Stored data:
※

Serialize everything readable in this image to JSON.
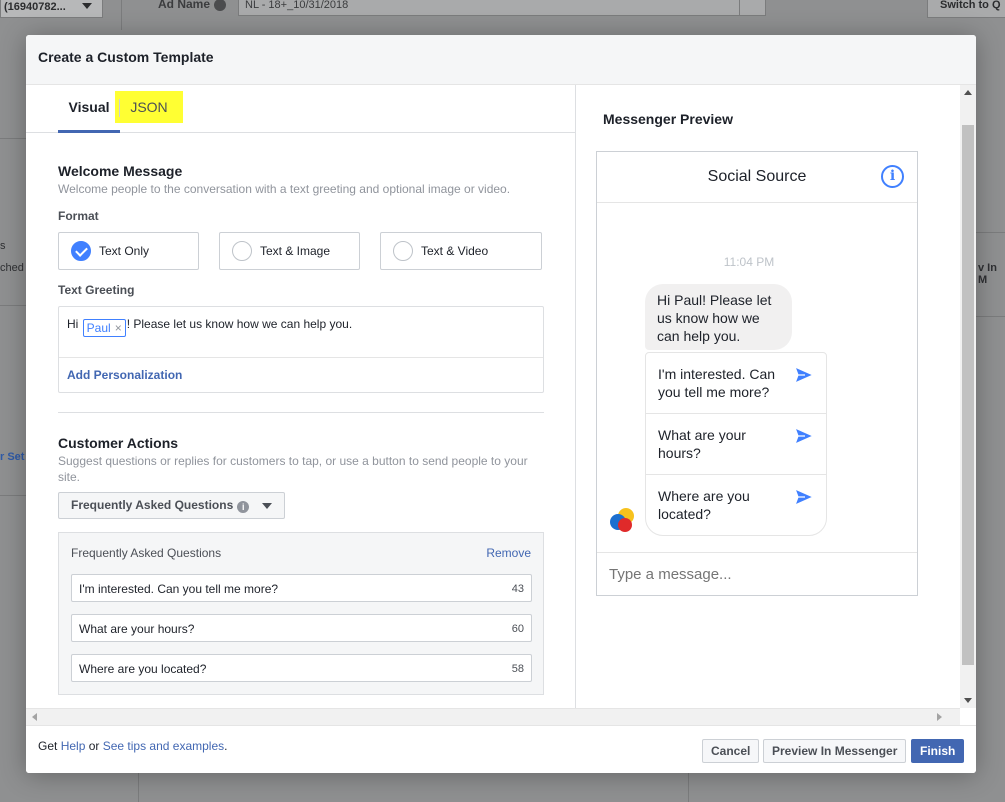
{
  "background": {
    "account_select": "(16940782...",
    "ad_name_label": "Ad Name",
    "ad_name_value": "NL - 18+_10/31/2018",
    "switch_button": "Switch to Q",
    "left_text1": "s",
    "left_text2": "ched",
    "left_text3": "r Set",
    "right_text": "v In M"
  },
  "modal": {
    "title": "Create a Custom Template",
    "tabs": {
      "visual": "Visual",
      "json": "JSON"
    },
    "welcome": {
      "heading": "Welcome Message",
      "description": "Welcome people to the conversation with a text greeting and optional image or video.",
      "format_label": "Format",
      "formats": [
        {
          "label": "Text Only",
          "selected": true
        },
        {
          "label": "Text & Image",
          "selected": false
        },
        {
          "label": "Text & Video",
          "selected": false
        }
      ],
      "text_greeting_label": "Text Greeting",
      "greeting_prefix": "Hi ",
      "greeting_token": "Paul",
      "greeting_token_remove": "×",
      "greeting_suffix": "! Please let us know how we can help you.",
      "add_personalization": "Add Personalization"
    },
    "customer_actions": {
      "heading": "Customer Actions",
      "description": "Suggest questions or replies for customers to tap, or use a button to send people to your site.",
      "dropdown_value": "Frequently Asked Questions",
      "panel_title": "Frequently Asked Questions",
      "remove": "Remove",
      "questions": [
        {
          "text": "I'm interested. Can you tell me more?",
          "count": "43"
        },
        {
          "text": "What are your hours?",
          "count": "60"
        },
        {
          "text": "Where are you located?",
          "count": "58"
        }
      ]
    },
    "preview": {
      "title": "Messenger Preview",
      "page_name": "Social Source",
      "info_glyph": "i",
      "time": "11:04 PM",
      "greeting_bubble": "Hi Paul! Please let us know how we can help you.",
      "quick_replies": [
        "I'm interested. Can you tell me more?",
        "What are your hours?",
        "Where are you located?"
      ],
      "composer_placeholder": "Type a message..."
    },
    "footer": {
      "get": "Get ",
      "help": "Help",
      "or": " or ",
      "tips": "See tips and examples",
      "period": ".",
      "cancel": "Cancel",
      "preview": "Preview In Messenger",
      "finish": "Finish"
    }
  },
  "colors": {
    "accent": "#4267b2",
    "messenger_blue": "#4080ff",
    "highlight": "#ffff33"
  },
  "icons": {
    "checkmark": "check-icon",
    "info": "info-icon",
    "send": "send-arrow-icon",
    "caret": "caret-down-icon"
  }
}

※

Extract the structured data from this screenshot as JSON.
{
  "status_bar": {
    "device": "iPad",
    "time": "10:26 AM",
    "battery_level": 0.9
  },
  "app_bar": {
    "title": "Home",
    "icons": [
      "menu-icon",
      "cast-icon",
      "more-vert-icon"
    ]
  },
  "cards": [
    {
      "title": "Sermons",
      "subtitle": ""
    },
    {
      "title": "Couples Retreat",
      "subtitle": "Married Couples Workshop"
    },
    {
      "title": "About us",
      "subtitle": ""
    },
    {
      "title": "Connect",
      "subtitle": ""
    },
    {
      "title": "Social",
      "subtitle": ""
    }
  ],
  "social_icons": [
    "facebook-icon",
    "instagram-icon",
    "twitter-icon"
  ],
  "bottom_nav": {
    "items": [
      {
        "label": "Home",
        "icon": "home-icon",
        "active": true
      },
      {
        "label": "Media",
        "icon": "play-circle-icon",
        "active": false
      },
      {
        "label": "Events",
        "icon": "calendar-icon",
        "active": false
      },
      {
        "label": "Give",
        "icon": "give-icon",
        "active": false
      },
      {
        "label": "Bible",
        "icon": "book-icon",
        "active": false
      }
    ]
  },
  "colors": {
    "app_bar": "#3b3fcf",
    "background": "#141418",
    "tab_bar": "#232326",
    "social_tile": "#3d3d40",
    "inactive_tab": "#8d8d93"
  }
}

※

_Written exercise_.
Look through the entries above and report the number of lines that contain "your". Write only the number.

_Expected answer_.
3